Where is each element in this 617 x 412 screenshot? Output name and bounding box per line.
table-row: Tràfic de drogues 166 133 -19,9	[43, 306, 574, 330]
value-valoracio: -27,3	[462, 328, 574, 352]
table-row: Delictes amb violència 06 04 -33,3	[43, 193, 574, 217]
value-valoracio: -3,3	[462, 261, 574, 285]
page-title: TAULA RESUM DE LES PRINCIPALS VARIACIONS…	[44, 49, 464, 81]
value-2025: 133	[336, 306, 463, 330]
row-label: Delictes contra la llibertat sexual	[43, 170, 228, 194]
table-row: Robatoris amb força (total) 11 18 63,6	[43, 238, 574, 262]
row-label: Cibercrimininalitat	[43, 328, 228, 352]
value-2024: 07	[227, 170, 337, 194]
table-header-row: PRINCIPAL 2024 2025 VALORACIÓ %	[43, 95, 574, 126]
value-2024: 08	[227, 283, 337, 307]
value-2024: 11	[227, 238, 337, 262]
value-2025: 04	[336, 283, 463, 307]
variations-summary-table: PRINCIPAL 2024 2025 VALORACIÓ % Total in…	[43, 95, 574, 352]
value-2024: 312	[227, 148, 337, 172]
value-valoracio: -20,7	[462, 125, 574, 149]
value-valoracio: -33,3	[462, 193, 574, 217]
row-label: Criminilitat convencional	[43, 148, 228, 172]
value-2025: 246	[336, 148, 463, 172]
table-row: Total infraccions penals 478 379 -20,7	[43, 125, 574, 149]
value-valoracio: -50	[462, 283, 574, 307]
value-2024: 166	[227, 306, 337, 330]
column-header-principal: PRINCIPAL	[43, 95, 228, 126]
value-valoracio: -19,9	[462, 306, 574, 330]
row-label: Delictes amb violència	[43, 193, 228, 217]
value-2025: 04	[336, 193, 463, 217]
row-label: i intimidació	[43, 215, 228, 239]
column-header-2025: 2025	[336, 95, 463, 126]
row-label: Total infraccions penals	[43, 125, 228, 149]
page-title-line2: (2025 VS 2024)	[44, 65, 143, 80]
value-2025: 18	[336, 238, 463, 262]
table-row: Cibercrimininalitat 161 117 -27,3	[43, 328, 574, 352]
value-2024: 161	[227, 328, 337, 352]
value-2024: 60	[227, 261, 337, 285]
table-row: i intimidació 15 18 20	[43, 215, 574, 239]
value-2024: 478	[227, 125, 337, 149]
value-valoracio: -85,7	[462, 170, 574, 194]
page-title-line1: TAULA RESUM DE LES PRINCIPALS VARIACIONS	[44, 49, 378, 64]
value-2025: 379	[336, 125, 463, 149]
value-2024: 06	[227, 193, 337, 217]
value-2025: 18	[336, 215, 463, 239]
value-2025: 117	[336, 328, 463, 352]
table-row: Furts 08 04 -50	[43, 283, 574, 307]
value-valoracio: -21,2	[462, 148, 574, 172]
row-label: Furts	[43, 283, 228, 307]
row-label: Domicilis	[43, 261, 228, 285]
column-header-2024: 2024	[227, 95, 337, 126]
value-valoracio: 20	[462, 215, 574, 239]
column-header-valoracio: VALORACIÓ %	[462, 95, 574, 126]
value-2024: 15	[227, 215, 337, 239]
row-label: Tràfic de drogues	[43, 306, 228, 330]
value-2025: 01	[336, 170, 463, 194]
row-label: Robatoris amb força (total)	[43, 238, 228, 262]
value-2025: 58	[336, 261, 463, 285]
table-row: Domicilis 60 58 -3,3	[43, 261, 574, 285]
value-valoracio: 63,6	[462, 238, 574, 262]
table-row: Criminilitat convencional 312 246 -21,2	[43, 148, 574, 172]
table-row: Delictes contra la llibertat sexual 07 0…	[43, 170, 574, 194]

*-*-*

- **EXERCISE PROMPT**
Please reproduce the entire listing above line for line, with every character unchanged.

- **ANSWER TO THIS EXERCISE**
Where is each element in this 617 x 412 screenshot? Output name and bounding box per line.
table-row: Tràfic de drogues 166 133 -19,9	[43, 306, 574, 330]
value-valoracio: -27,3	[462, 328, 574, 352]
table-row: Delictes amb violència 06 04 -33,3	[43, 193, 574, 217]
value-valoracio: -3,3	[462, 261, 574, 285]
page-title: TAULA RESUM DE LES PRINCIPALS VARIACIONS…	[44, 49, 464, 81]
value-2025: 133	[336, 306, 463, 330]
row-label: Delictes contra la llibertat sexual	[43, 170, 228, 194]
table-row: Robatoris amb força (total) 11 18 63,6	[43, 238, 574, 262]
row-label: Cibercrimininalitat	[43, 328, 228, 352]
value-2024: 07	[227, 170, 337, 194]
table-header-row: PRINCIPAL 2024 2025 VALORACIÓ %	[43, 95, 574, 126]
value-2024: 08	[227, 283, 337, 307]
value-2024: 11	[227, 238, 337, 262]
value-2025: 04	[336, 283, 463, 307]
variations-summary-table: PRINCIPAL 2024 2025 VALORACIÓ % Total in…	[43, 95, 574, 352]
value-2024: 312	[227, 148, 337, 172]
value-valoracio: -20,7	[462, 125, 574, 149]
value-valoracio: -33,3	[462, 193, 574, 217]
row-label: Criminilitat convencional	[43, 148, 228, 172]
value-2025: 246	[336, 148, 463, 172]
table-row: Total infraccions penals 478 379 -20,7	[43, 125, 574, 149]
value-valoracio: -50	[462, 283, 574, 307]
value-2024: 166	[227, 306, 337, 330]
column-header-principal: PRINCIPAL	[43, 95, 228, 126]
value-valoracio: -19,9	[462, 306, 574, 330]
row-label: Delictes amb violència	[43, 193, 228, 217]
value-2025: 04	[336, 193, 463, 217]
row-label: i intimidació	[43, 215, 228, 239]
column-header-2025: 2025	[336, 95, 463, 126]
row-label: Total infraccions penals	[43, 125, 228, 149]
page-title-line2: (2025 VS 2024)	[44, 65, 143, 80]
value-2025: 18	[336, 238, 463, 262]
table-row: Cibercrimininalitat 161 117 -27,3	[43, 328, 574, 352]
value-2024: 161	[227, 328, 337, 352]
value-2024: 60	[227, 261, 337, 285]
table-row: i intimidació 15 18 20	[43, 215, 574, 239]
value-2024: 478	[227, 125, 337, 149]
value-valoracio: -85,7	[462, 170, 574, 194]
page-title-line1: TAULA RESUM DE LES PRINCIPALS VARIACIONS	[44, 49, 378, 64]
value-2025: 379	[336, 125, 463, 149]
value-2024: 06	[227, 193, 337, 217]
value-2025: 18	[336, 215, 463, 239]
value-2025: 117	[336, 328, 463, 352]
table-row: Furts 08 04 -50	[43, 283, 574, 307]
value-valoracio: -21,2	[462, 148, 574, 172]
row-label: Furts	[43, 283, 228, 307]
row-label: Domicilis	[43, 261, 228, 285]
column-header-2024: 2024	[227, 95, 337, 126]
value-valoracio: 20	[462, 215, 574, 239]
column-header-valoracio: VALORACIÓ %	[462, 95, 574, 126]
value-2024: 15	[227, 215, 337, 239]
row-label: Tràfic de drogues	[43, 306, 228, 330]
value-2025: 01	[336, 170, 463, 194]
row-label: Robatoris amb força (total)	[43, 238, 228, 262]
value-2025: 58	[336, 261, 463, 285]
table-row: Domicilis 60 58 -3,3	[43, 261, 574, 285]
value-valoracio: 63,6	[462, 238, 574, 262]
table-row: Criminilitat convencional 312 246 -21,2	[43, 148, 574, 172]
table-row: Delictes contra la llibertat sexual 07 0…	[43, 170, 574, 194]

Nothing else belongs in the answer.